Start of Dataset excerpts

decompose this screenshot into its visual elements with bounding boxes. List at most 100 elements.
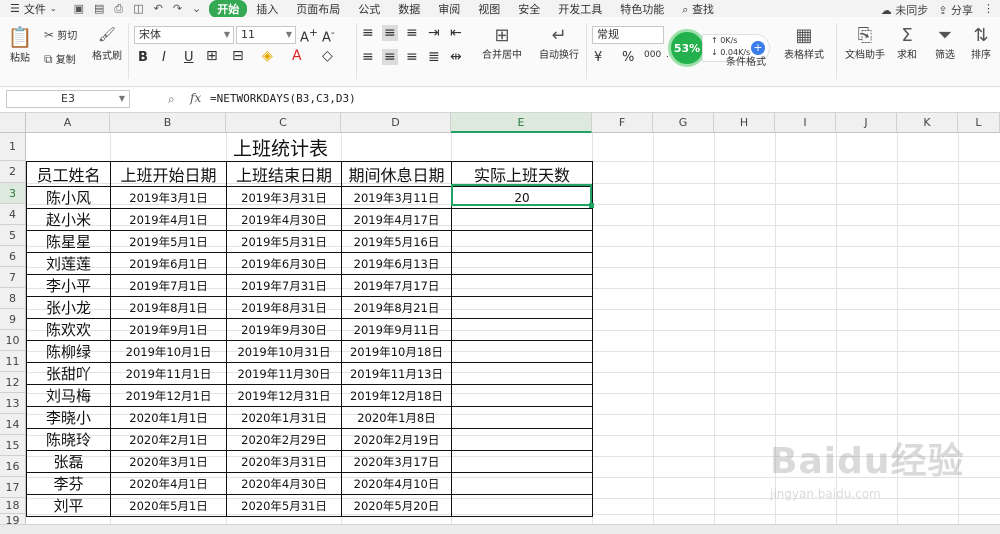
table-cell[interactable]: 2019年11月1日: [110, 362, 227, 385]
table-cell[interactable]: 李小平: [26, 274, 111, 297]
sheet-title[interactable]: 上班统计表: [110, 137, 451, 161]
fx-button[interactable]: fx: [190, 91, 201, 105]
table-cell[interactable]: 2019年9月30日: [226, 318, 342, 341]
table-cell[interactable]: 2020年5月20日: [341, 494, 452, 517]
table-cell[interactable]: 2019年8月21日: [341, 296, 452, 319]
search-button[interactable]: ⌕ 查找: [673, 1, 723, 17]
redo-icon[interactable]: ↷: [173, 2, 182, 16]
font-size-select[interactable]: 11 ▼: [236, 26, 296, 44]
table-cell[interactable]: 2019年5月31日: [226, 230, 342, 253]
table-cell[interactable]: 2019年10月31日: [226, 340, 342, 363]
table-cell[interactable]: 2019年12月18日: [341, 384, 452, 407]
table-cell[interactable]: 2020年1月31日: [226, 406, 342, 429]
table-cell[interactable]: [451, 340, 593, 363]
table-cell[interactable]: 2019年9月11日: [341, 318, 452, 341]
table-cell[interactable]: 赵小米: [26, 208, 111, 231]
table-cell[interactable]: 2019年3月31日: [226, 186, 342, 209]
selected-cell-e3[interactable]: [451, 184, 594, 208]
table-cell[interactable]: 2019年9月1日: [110, 318, 227, 341]
table-cell[interactable]: [451, 318, 593, 341]
align-middle-icon[interactable]: ≡: [382, 25, 398, 41]
font-color-button[interactable]: A: [292, 48, 302, 64]
table-cell[interactable]: 2019年6月1日: [110, 252, 227, 275]
sync-status[interactable]: ☁ 未同步: [881, 2, 929, 18]
table-cell[interactable]: 李芬: [26, 472, 111, 495]
table-style-button[interactable]: ▦ 表格样式: [776, 25, 832, 61]
table-cell[interactable]: 2020年2月19日: [341, 428, 452, 451]
undo-icon[interactable]: ↶: [154, 2, 163, 16]
table-cell[interactable]: 2019年4月30日: [226, 208, 342, 231]
tab-2[interactable]: 页面布局: [287, 1, 349, 17]
table-cell[interactable]: 2019年11月13日: [341, 362, 452, 385]
column-header-l[interactable]: L: [958, 113, 1000, 133]
table-cell[interactable]: 2020年3月17日: [341, 450, 452, 473]
tab-9[interactable]: 特色功能: [611, 1, 673, 17]
align-center-icon[interactable]: ≡: [382, 49, 398, 65]
table-cell[interactable]: 2019年3月11日: [341, 186, 452, 209]
row-header-1[interactable]: 1: [0, 133, 26, 161]
table-cell[interactable]: 2019年6月30日: [226, 252, 342, 275]
table-cell[interactable]: 2020年4月1日: [110, 472, 227, 495]
header-cell[interactable]: 上班开始日期: [110, 161, 227, 187]
export-pdf-icon[interactable]: ▤: [94, 2, 104, 16]
column-header-c[interactable]: C: [226, 113, 341, 133]
table-cell[interactable]: 2020年3月1日: [110, 450, 227, 473]
percent-icon[interactable]: %: [622, 50, 634, 65]
column-header-g[interactable]: G: [653, 113, 714, 133]
header-cell[interactable]: 期间休息日期: [341, 161, 452, 187]
row-header-14[interactable]: 14: [0, 414, 26, 435]
table-cell[interactable]: 陈小风: [26, 186, 111, 209]
customize-icon[interactable]: ⌄: [192, 2, 201, 16]
table-cell[interactable]: [451, 230, 593, 253]
decrease-font-button[interactable]: A-: [322, 26, 335, 45]
row-header-15[interactable]: 15: [0, 435, 26, 456]
row-header-18[interactable]: 18: [0, 498, 26, 514]
row-header-5[interactable]: 5: [0, 225, 26, 246]
table-cell[interactable]: [451, 384, 593, 407]
save-icon[interactable]: ▣: [74, 2, 84, 16]
fill-handle[interactable]: [589, 203, 594, 208]
table-cell[interactable]: [451, 252, 593, 275]
justify-icon[interactable]: ≣: [428, 49, 440, 65]
row-header-12[interactable]: 12: [0, 372, 26, 393]
distribute-icon[interactable]: ⇹: [450, 49, 462, 65]
increase-font-button[interactable]: A+: [300, 26, 318, 45]
table-cell[interactable]: 2019年4月17日: [341, 208, 452, 231]
merge-center-button[interactable]: ⊞ 合并居中: [474, 25, 530, 61]
table-cell[interactable]: 张甜吖: [26, 362, 111, 385]
format-painter-button[interactable]: 🖌 格式刷: [90, 27, 124, 62]
row-header-2[interactable]: 2: [0, 161, 26, 183]
table-cell[interactable]: 2019年7月31日: [226, 274, 342, 297]
table-cell[interactable]: [451, 208, 593, 231]
sort-button[interactable]: ⇅ 排序: [966, 25, 996, 61]
paste-button[interactable]: 📋 粘贴: [6, 25, 34, 64]
select-all-corner[interactable]: [0, 113, 26, 133]
table-cell[interactable]: 2019年11月30日: [226, 362, 342, 385]
row-header-8[interactable]: 8: [0, 288, 26, 309]
column-header-j[interactable]: J: [836, 113, 897, 133]
table-cell[interactable]: 李晓小: [26, 406, 111, 429]
table-cell[interactable]: 2019年3月1日: [110, 186, 227, 209]
cut-button[interactable]: ✂ 剪切: [44, 27, 90, 42]
number-format-select[interactable]: 常规: [592, 26, 664, 44]
table-cell[interactable]: [451, 428, 593, 451]
table-cell[interactable]: 2019年6月13日: [341, 252, 452, 275]
table-cell[interactable]: 2019年5月1日: [110, 230, 227, 253]
column-header-i[interactable]: I: [775, 113, 836, 133]
align-right-icon[interactable]: ≡: [406, 49, 418, 65]
table-cell[interactable]: 2019年12月1日: [110, 384, 227, 407]
table-cell[interactable]: 刘莲莲: [26, 252, 111, 275]
filter-button[interactable]: ⏷ 筛选: [930, 25, 960, 61]
clear-format-icon[interactable]: ◇: [322, 48, 333, 64]
table-cell[interactable]: [451, 494, 593, 517]
table-cell[interactable]: 2019年7月1日: [110, 274, 227, 297]
row-header-11[interactable]: 11: [0, 351, 26, 372]
row-header-3[interactable]: 3: [0, 183, 26, 204]
font-name-select[interactable]: 宋体 ▼: [134, 26, 234, 44]
table-cell[interactable]: 2020年4月10日: [341, 472, 452, 495]
bold-button[interactable]: B: [138, 50, 148, 65]
column-header-b[interactable]: B: [110, 113, 226, 133]
align-top-icon[interactable]: ≡: [362, 25, 374, 41]
table-cell[interactable]: 2019年7月17日: [341, 274, 452, 297]
conditional-format-button[interactable]: 条件格式: [716, 45, 776, 68]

End of Dataset excerpts

**Set task**
Reproduce all of the records above word for word, leaving out the pictures.

**Task answer**
decompose this screenshot into its visual elements with bounding boxes. List at most 100 elements.
table-cell[interactable]: 2019年11月1日: [110, 362, 227, 385]
table-cell[interactable]: 李小平: [26, 274, 111, 297]
sheet-title[interactable]: 上班统计表: [110, 137, 451, 161]
fx-button[interactable]: fx: [190, 91, 201, 105]
table-cell[interactable]: 2019年9月30日: [226, 318, 342, 341]
table-cell[interactable]: 2020年5月20日: [341, 494, 452, 517]
table-cell[interactable]: 2019年8月21日: [341, 296, 452, 319]
search-button[interactable]: ⌕ 查找: [673, 1, 723, 17]
redo-icon[interactable]: ↷: [173, 2, 182, 16]
font-size-select[interactable]: 11 ▼: [236, 26, 296, 44]
table-cell[interactable]: 2019年5月31日: [226, 230, 342, 253]
table-cell[interactable]: 2019年10月31日: [226, 340, 342, 363]
table-cell[interactable]: 2019年12月18日: [341, 384, 452, 407]
table-cell[interactable]: 2020年1月31日: [226, 406, 342, 429]
table-cell[interactable]: [451, 340, 593, 363]
table-cell[interactable]: 2019年9月11日: [341, 318, 452, 341]
table-cell[interactable]: 赵小米: [26, 208, 111, 231]
table-cell[interactable]: 2019年3月31日: [226, 186, 342, 209]
selected-cell-e3[interactable]: [451, 184, 594, 208]
table-cell[interactable]: 2019年9月1日: [110, 318, 227, 341]
table-cell[interactable]: [451, 318, 593, 341]
align-middle-icon[interactable]: ≡: [382, 25, 398, 41]
font-color-button[interactable]: A: [292, 48, 302, 64]
table-cell[interactable]: 2019年6月1日: [110, 252, 227, 275]
sync-status[interactable]: ☁ 未同步: [881, 2, 929, 18]
table-cell[interactable]: 李芬: [26, 472, 111, 495]
table-style-button[interactable]: ▦ 表格样式: [776, 25, 832, 61]
table-cell[interactable]: 2020年2月19日: [341, 428, 452, 451]
undo-icon[interactable]: ↶: [154, 2, 163, 16]
table-cell[interactable]: 2019年4月30日: [226, 208, 342, 231]
tab-2[interactable]: 页面布局: [287, 1, 349, 17]
table-cell[interactable]: 2019年11月13日: [341, 362, 452, 385]
column-header-l[interactable]: L: [958, 113, 1000, 133]
table-cell[interactable]: 2020年3月17日: [341, 450, 452, 473]
tab-9[interactable]: 特色功能: [611, 1, 673, 17]
align-center-icon[interactable]: ≡: [382, 49, 398, 65]
table-cell[interactable]: 2019年3月11日: [341, 186, 452, 209]
row-header-1[interactable]: 1: [0, 133, 26, 161]
table-cell[interactable]: 2019年6月30日: [226, 252, 342, 275]
table-cell[interactable]: 2020年4月1日: [110, 472, 227, 495]
header-cell[interactable]: 上班开始日期: [110, 161, 227, 187]
export-pdf-icon[interactable]: ▤: [94, 2, 104, 16]
column-header-c[interactable]: C: [226, 113, 341, 133]
table-cell[interactable]: 2020年3月1日: [110, 450, 227, 473]
percent-icon[interactable]: %: [622, 50, 634, 65]
column-header-g[interactable]: G: [653, 113, 714, 133]
header-cell[interactable]: 期间休息日期: [341, 161, 452, 187]
row-header-14[interactable]: 14: [0, 414, 26, 435]
table-cell[interactable]: 陈小风: [26, 186, 111, 209]
customize-icon[interactable]: ⌄: [192, 2, 201, 16]
table-cell[interactable]: [451, 230, 593, 253]
decrease-font-button[interactable]: A-: [322, 26, 335, 45]
row-header-15[interactable]: 15: [0, 435, 26, 456]
row-header-18[interactable]: 18: [0, 498, 26, 514]
row-header-5[interactable]: 5: [0, 225, 26, 246]
table-cell[interactable]: [451, 384, 593, 407]
save-icon[interactable]: ▣: [74, 2, 84, 16]
fill-handle[interactable]: [589, 203, 594, 208]
table-cell[interactable]: [451, 252, 593, 275]
justify-icon[interactable]: ≣: [428, 49, 440, 65]
row-header-12[interactable]: 12: [0, 372, 26, 393]
distribute-icon[interactable]: ⇹: [450, 49, 462, 65]
increase-font-button[interactable]: A+: [300, 26, 318, 45]
table-cell[interactable]: 2019年4月17日: [341, 208, 452, 231]
merge-center-button[interactable]: ⊞ 合并居中: [474, 25, 530, 61]
table-cell[interactable]: 张甜吖: [26, 362, 111, 385]
format-painter-button[interactable]: 🖌 格式刷: [90, 27, 124, 62]
row-header-2[interactable]: 2: [0, 161, 26, 183]
table-cell[interactable]: 2019年7月31日: [226, 274, 342, 297]
table-cell[interactable]: [451, 208, 593, 231]
sort-button[interactable]: ⇅ 排序: [966, 25, 996, 61]
paste-button[interactable]: 📋 粘贴: [6, 25, 34, 64]
select-all-corner[interactable]: [0, 113, 26, 133]
table-cell[interactable]: 2019年11月30日: [226, 362, 342, 385]
row-header-8[interactable]: 8: [0, 288, 26, 309]
column-header-j[interactable]: J: [836, 113, 897, 133]
table-cell[interactable]: 李晓小: [26, 406, 111, 429]
table-cell[interactable]: 2019年3月1日: [110, 186, 227, 209]
cut-button[interactable]: ✂ 剪切: [44, 27, 90, 42]
number-format-select[interactable]: 常规: [592, 26, 664, 44]
table-cell[interactable]: [451, 428, 593, 451]
table-cell[interactable]: 2019年6月13日: [341, 252, 452, 275]
table-cell[interactable]: 2019年5月1日: [110, 230, 227, 253]
column-header-i[interactable]: I: [775, 113, 836, 133]
align-right-icon[interactable]: ≡: [406, 49, 418, 65]
table-cell[interactable]: 2019年12月1日: [110, 384, 227, 407]
table-cell[interactable]: 刘莲莲: [26, 252, 111, 275]
filter-button[interactable]: ⏷ 筛选: [930, 25, 960, 61]
clear-format-icon[interactable]: ◇: [322, 48, 333, 64]
table-cell[interactable]: [451, 494, 593, 517]
table-cell[interactable]: 2019年7月1日: [110, 274, 227, 297]
row-header-11[interactable]: 11: [0, 351, 26, 372]
row-header-3[interactable]: 3: [0, 183, 26, 204]
font-name-select[interactable]: 宋体 ▼: [134, 26, 234, 44]
table-cell[interactable]: 2020年4月10日: [341, 472, 452, 495]
bold-button[interactable]: B: [138, 50, 148, 65]
column-header-b[interactable]: B: [110, 113, 226, 133]
align-top-icon[interactable]: ≡: [362, 25, 374, 41]
table-cell[interactable]: 2019年7月17日: [341, 274, 452, 297]
conditional-format-button[interactable]: 条件格式: [716, 45, 776, 68]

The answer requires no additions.